(AIM OF THE TASK)
Pull out every line below that contains the word "NEOTS".
# start of INFORMATION GIVEN
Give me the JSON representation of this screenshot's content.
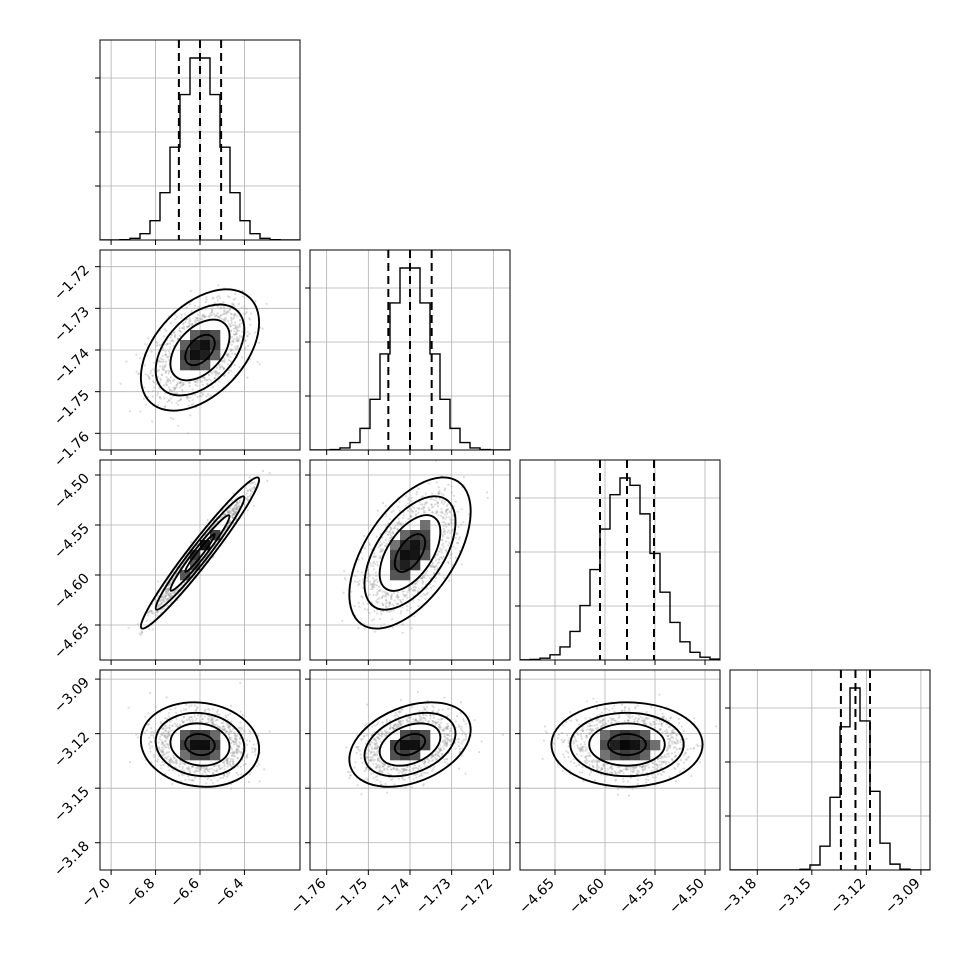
{
  "chart_data": {
    "type": "corner",
    "title": "",
    "parameters": [
      {
        "mean": -6.6,
        "std": 0.095,
        "range": [
          -7.05,
          -6.15
        ],
        "quantiles": [
          -6.695,
          -6.6,
          -6.505
        ],
        "ticks": [
          -7.0,
          -6.8,
          -6.6,
          -6.4
        ],
        "tick_labels": [
          "−7.0",
          "−6.8",
          "−6.6",
          "−6.4"
        ]
      },
      {
        "mean": -1.74,
        "std": 0.0052,
        "range": [
          -1.764,
          -1.716
        ],
        "quantiles": [
          -1.7452,
          -1.74,
          -1.7348
        ],
        "ticks": [
          -1.76,
          -1.75,
          -1.74,
          -1.73,
          -1.72
        ],
        "tick_labels": [
          "−1.76",
          "−1.75",
          "−1.74",
          "−1.73",
          "−1.72"
        ]
      },
      {
        "mean": -4.578,
        "std": 0.027,
        "range": [
          -4.685,
          -4.485
        ],
        "quantiles": [
          -4.605,
          -4.578,
          -4.551
        ],
        "ticks": [
          -4.65,
          -4.6,
          -4.55,
          -4.5
        ],
        "tick_labels": [
          "−4.65",
          "−4.60",
          "−4.55",
          "−4.50"
        ]
      },
      {
        "mean": -3.126,
        "std": 0.0083,
        "range": [
          -3.195,
          -3.085
        ],
        "quantiles": [
          -3.134,
          -3.126,
          -3.118
        ],
        "ticks": [
          -3.18,
          -3.15,
          -3.12,
          -3.09
        ],
        "tick_labels": [
          "−3.18",
          "−3.15",
          "−3.12",
          "−3.09"
        ]
      }
    ],
    "correlations": [
      {
        "i": 1,
        "j": 0,
        "rho": 0.45
      },
      {
        "i": 2,
        "j": 0,
        "rho": 0.97
      },
      {
        "i": 2,
        "j": 1,
        "rho": 0.55
      },
      {
        "i": 3,
        "j": 0,
        "rho": -0.1
      },
      {
        "i": 3,
        "j": 1,
        "rho": 0.35
      },
      {
        "i": 3,
        "j": 2,
        "rho": 0.0
      }
    ],
    "contour_levels_sigma": [
      0.5,
      1.0,
      1.5,
      2.0
    ],
    "n_samples": 10000,
    "n_bins": 20,
    "grid": true
  }
}
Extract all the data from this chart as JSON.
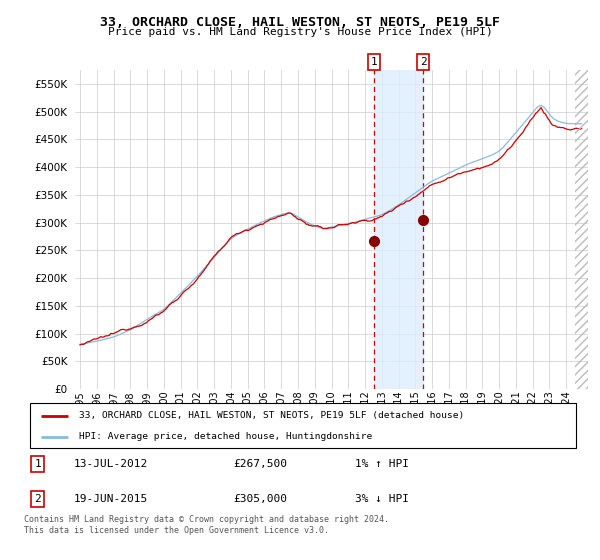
{
  "title": "33, ORCHARD CLOSE, HAIL WESTON, ST NEOTS, PE19 5LF",
  "subtitle": "Price paid vs. HM Land Registry's House Price Index (HPI)",
  "ytick_vals": [
    0,
    50000,
    100000,
    150000,
    200000,
    250000,
    300000,
    350000,
    400000,
    450000,
    500000,
    550000
  ],
  "xlim": [
    1994.7,
    2025.3
  ],
  "ylim": [
    0,
    575000
  ],
  "purchase1_date": 2012.53,
  "purchase1_price": 267500,
  "purchase2_date": 2015.47,
  "purchase2_price": 305000,
  "legend_line1": "33, ORCHARD CLOSE, HAIL WESTON, ST NEOTS, PE19 5LF (detached house)",
  "legend_line2": "HPI: Average price, detached house, Huntingdonshire",
  "table_row1_num": "1",
  "table_row1_date": "13-JUL-2012",
  "table_row1_price": "£267,500",
  "table_row1_hpi": "1% ↑ HPI",
  "table_row2_num": "2",
  "table_row2_date": "19-JUN-2015",
  "table_row2_price": "£305,000",
  "table_row2_hpi": "3% ↓ HPI",
  "footnote": "Contains HM Land Registry data © Crown copyright and database right 2024.\nThis data is licensed under the Open Government Licence v3.0.",
  "red_color": "#cc0000",
  "blue_color": "#88bbdd",
  "shade_color": "#ddeeff"
}
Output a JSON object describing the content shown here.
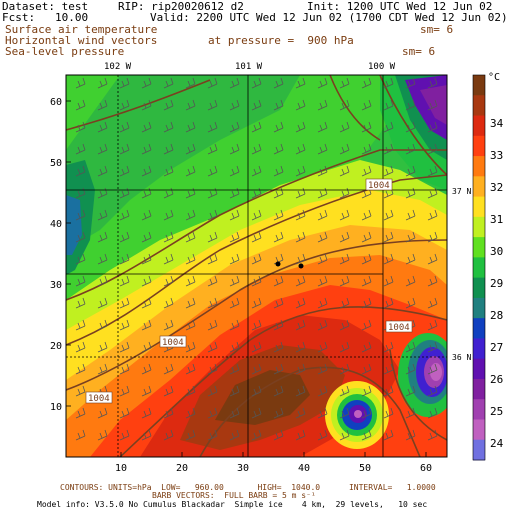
{
  "header": {
    "dataset": "Dataset: test",
    "rip": "RIP: rip20020612 d2",
    "init": "Init: 1200 UTC Wed 12 Jun 02",
    "fcst": "Fcst:   10.00",
    "valid": "Valid: 2200 UTC Wed 12 Jun 02 (1700 CDT Wed 12 Jun 02)"
  },
  "fields": {
    "line1": "Surface air temperature",
    "line1_sm": "sm= 6",
    "line2": "Horizontal wind vectors",
    "line2_pressure": "at pressure =  900 hPa",
    "line3": "Sea-level pressure",
    "line3_sm": "sm= 6"
  },
  "map": {
    "top_longitudes": [
      "102 W",
      "101 W",
      "100 W"
    ],
    "right_latitudes": [
      "37 N",
      "36 N"
    ],
    "y_ticks": [
      "60",
      "50",
      "40",
      "30",
      "20",
      "10"
    ],
    "x_ticks": [
      "10",
      "20",
      "30",
      "40",
      "50",
      "60"
    ],
    "isobar_labels": [
      "1004",
      "1004",
      "1004",
      "1004"
    ]
  },
  "colorbar": {
    "unit": "°C",
    "labels": [
      "34",
      "33",
      "32",
      "31",
      "30",
      "29",
      "28",
      "27",
      "26",
      "25",
      "24"
    ],
    "colors": [
      "#7a3a10",
      "#a83810",
      "#dd2a10",
      "#ff4010",
      "#ff7a10",
      "#ffb020",
      "#ffe020",
      "#c0f020",
      "#60e020",
      "#20c040",
      "#109050",
      "#208080",
      "#1040c0",
      "#4020d0",
      "#6010b0",
      "#8020a0",
      "#a040b0",
      "#c060c0",
      "#7070e0"
    ]
  },
  "footer": {
    "contours": "CONTOURS: UNITS=hPa  LOW=   960.00       HIGH=  1040.0      INTERVAL=   1.0000",
    "barbs": "BARB VECTORS:  FULL BARB = 5 m s⁻¹",
    "model": "Model info: V3.5.0 No Cumulus Blackadar  Simple ice    4 km,  29 levels,   10 sec"
  }
}
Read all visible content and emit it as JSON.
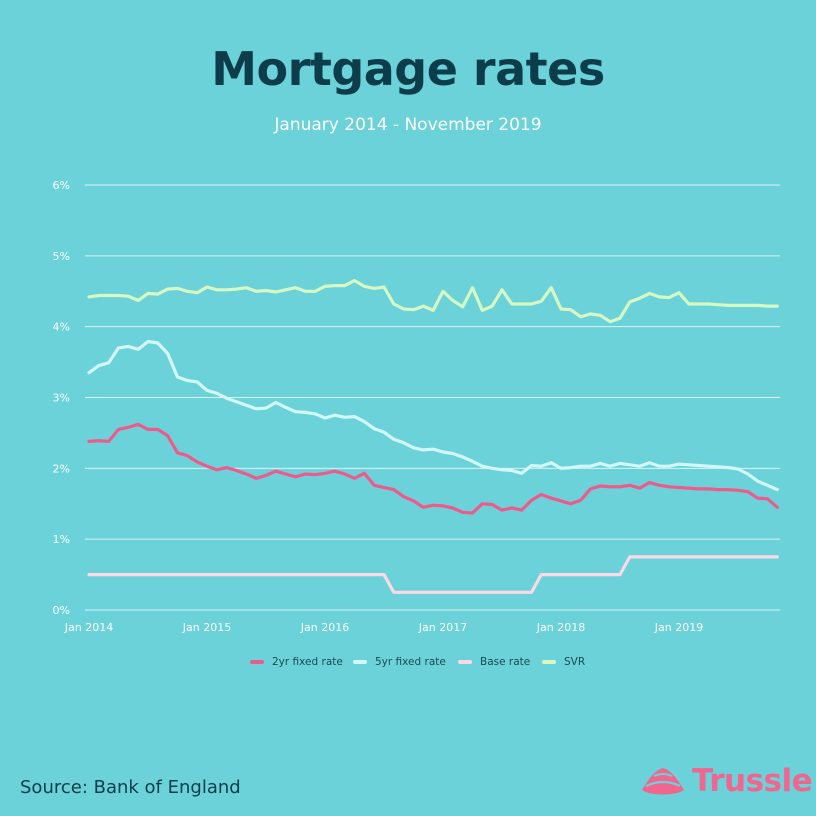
{
  "header": {
    "title": "Mortgage rates",
    "subtitle": "January 2014 - November 2019"
  },
  "footer": {
    "source": "Source: Bank of England",
    "brand": "Trussle",
    "brand_icon": "trussle-logo-icon"
  },
  "colors": {
    "background": "#6ad2d8",
    "grid": "#ffffff",
    "2yr": "#ef5a8d",
    "5yr": "#d3f6f8",
    "base": "#fbd9e6",
    "svr": "#d6f8c4"
  },
  "chart_data": {
    "type": "line",
    "xlabel": "",
    "ylabel": "",
    "ylim": [
      0,
      6
    ],
    "yticks": [
      "0%",
      "1%",
      "2%",
      "3%",
      "4%",
      "5%",
      "6%"
    ],
    "xticks": [
      "Jan 2014",
      "Jan 2015",
      "Jan 2016",
      "Jan 2017",
      "Jan 2018",
      "Jan 2019"
    ],
    "x_start": "Jan 2014",
    "x_end": "Nov 2019",
    "grid": true,
    "legend": "bottom",
    "series": [
      {
        "name": "2yr fixed rate",
        "color": "#ef5a8d",
        "values": [
          2.38,
          2.39,
          2.38,
          2.55,
          2.58,
          2.62,
          2.55,
          2.55,
          2.46,
          2.22,
          2.18,
          2.09,
          2.03,
          1.98,
          2.01,
          1.97,
          1.92,
          1.86,
          1.9,
          1.96,
          1.92,
          1.88,
          1.92,
          1.91,
          1.93,
          1.96,
          1.92,
          1.86,
          1.93,
          1.76,
          1.73,
          1.7,
          1.6,
          1.54,
          1.45,
          1.48,
          1.47,
          1.44,
          1.38,
          1.37,
          1.5,
          1.49,
          1.41,
          1.44,
          1.41,
          1.55,
          1.63,
          1.58,
          1.54,
          1.5,
          1.55,
          1.71,
          1.75,
          1.74,
          1.74,
          1.76,
          1.72,
          1.8,
          1.76,
          1.74,
          1.73,
          1.72,
          1.71,
          1.71,
          1.7,
          1.7,
          1.69,
          1.67,
          1.58,
          1.57,
          1.45
        ]
      },
      {
        "name": "5yr fixed rate",
        "color": "#d3f6f8",
        "values": [
          3.35,
          3.45,
          3.49,
          3.7,
          3.72,
          3.68,
          3.79,
          3.77,
          3.62,
          3.29,
          3.24,
          3.22,
          3.1,
          3.06,
          2.99,
          2.94,
          2.89,
          2.84,
          2.85,
          2.93,
          2.86,
          2.8,
          2.79,
          2.77,
          2.71,
          2.75,
          2.72,
          2.73,
          2.66,
          2.56,
          2.51,
          2.41,
          2.36,
          2.29,
          2.26,
          2.27,
          2.23,
          2.21,
          2.16,
          2.1,
          2.03,
          2.0,
          1.98,
          1.97,
          1.93,
          2.04,
          2.03,
          2.08,
          2.0,
          2.01,
          2.03,
          2.03,
          2.07,
          2.03,
          2.07,
          2.05,
          2.03,
          2.08,
          2.03,
          2.03,
          2.06,
          2.05,
          2.04,
          2.03,
          2.02,
          2.01,
          1.99,
          1.92,
          1.82,
          1.76,
          1.7
        ]
      },
      {
        "name": "Base rate",
        "color": "#fbd9e6",
        "values": [
          0.5,
          0.5,
          0.5,
          0.5,
          0.5,
          0.5,
          0.5,
          0.5,
          0.5,
          0.5,
          0.5,
          0.5,
          0.5,
          0.5,
          0.5,
          0.5,
          0.5,
          0.5,
          0.5,
          0.5,
          0.5,
          0.5,
          0.5,
          0.5,
          0.5,
          0.5,
          0.5,
          0.5,
          0.5,
          0.5,
          0.5,
          0.25,
          0.25,
          0.25,
          0.25,
          0.25,
          0.25,
          0.25,
          0.25,
          0.25,
          0.25,
          0.25,
          0.25,
          0.25,
          0.25,
          0.25,
          0.5,
          0.5,
          0.5,
          0.5,
          0.5,
          0.5,
          0.5,
          0.5,
          0.5,
          0.75,
          0.75,
          0.75,
          0.75,
          0.75,
          0.75,
          0.75,
          0.75,
          0.75,
          0.75,
          0.75,
          0.75,
          0.75,
          0.75,
          0.75,
          0.75
        ]
      },
      {
        "name": "SVR",
        "color": "#d6f8c4",
        "values": [
          4.42,
          4.44,
          4.44,
          4.44,
          4.43,
          4.37,
          4.47,
          4.46,
          4.53,
          4.54,
          4.5,
          4.48,
          4.56,
          4.52,
          4.52,
          4.53,
          4.55,
          4.5,
          4.51,
          4.49,
          4.52,
          4.55,
          4.5,
          4.5,
          4.57,
          4.58,
          4.58,
          4.65,
          4.57,
          4.54,
          4.56,
          4.32,
          4.25,
          4.24,
          4.29,
          4.23,
          4.5,
          4.37,
          4.28,
          4.55,
          4.23,
          4.29,
          4.52,
          4.32,
          4.32,
          4.32,
          4.36,
          4.55,
          4.25,
          4.24,
          4.14,
          4.18,
          4.16,
          4.07,
          4.12,
          4.35,
          4.4,
          4.47,
          4.42,
          4.41,
          4.48,
          4.32,
          4.32,
          4.32,
          4.31,
          4.3,
          4.3,
          4.3,
          4.3,
          4.29,
          4.29
        ]
      }
    ]
  }
}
# end of INFORMATION GIVEN
(ANSWER TO THE EXERCISE)
  "title": "33, ORCHARD CLOSE, HAIL WESTON, ST NEOTS, PE19 5LF",
  "legend_line1": "33, ORCHARD CLOSE, HAIL WESTON, ST NEOTS, PE19 5LF (detached house)",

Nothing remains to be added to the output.